■ **Required work**: Extract each line where the string "گذاشت" shows up.
** begin **
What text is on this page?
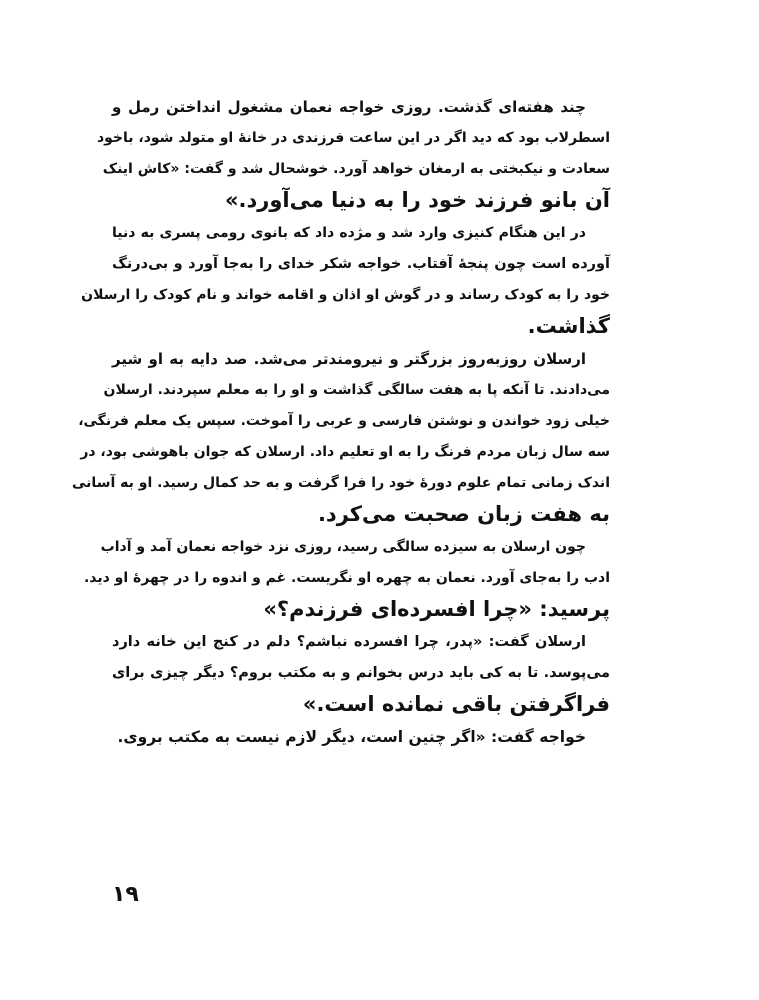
چند هفته‌ای گذشت. روزی خواجه نعمان مشغول انداختن رمل و
اسطرلاب بود که دید اگر در این ساعت فرزندی در خانهٔ او متولد شود، باخود
سعادت و نیکبختی به ارمغان خواهد آورد. خوشحال شد و گفت: «کاش اینک
آن بانو فرزند خود را به دنیا می‌آورد.»

در این هنگام کنیزی وارد شد و مژده داد که بانوی رومی پسری به دنیا
آورده است چون پنجهٔ آفتاب. خواجه شکر خدای را به‌جا آورد و بی‌درنگ
خود را به کودک رساند و در گوش او اذان و اقامه خواند و نام کودک را ارسلان
گذاشت.

ارسلان روزبه‌روز بزرگتر و نیرومندتر می‌شد. صد دایه به او شیر
می‌دادند. تا آنکه پا به هفت سالگی گذاشت و او را به معلم سپردند. ارسلان
خیلی زود خواندن و نوشتن فارسی و عربی را آموخت. سپس یک معلم فرنگی،
سه سال زبان مردم فرنگ را به او تعلیم داد. ارسلان که جوان باهوشی بود، در
اندک زمانی تمام علوم دورهٔ خود را فرا گرفت و به حد کمال رسید. او به آسانی
به هفت زبان صحبت می‌کرد.

چون ارسلان به سیزده سالگی رسید، روزی نزد خواجه نعمان آمد و آداب
ادب را به‌جای آورد. نعمان به چهره او نگریست. غم و اندوه را در چهرهٔ او دید.
پرسید: «چرا افسرده‌ای فرزندم؟»

ارسلان گفت: «پدر، چرا افسرده نباشم؟ دلم در کنج این خانه دارد
می‌پوسد. تا به کی باید درس بخوانم و به مکتب بروم؟ دیگر چیزی برای
فراگرفتن باقی نمانده است.»

خواجه گفت: «اگر چنین است، دیگر لازم نیست به مکتب بروی.

۱۹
** end **
■ **Task solution**:
گذاشت.
می‌دادند. تا آنکه پا به هفت سالگی گذاشت و او را به معلم سپردند. ارسلان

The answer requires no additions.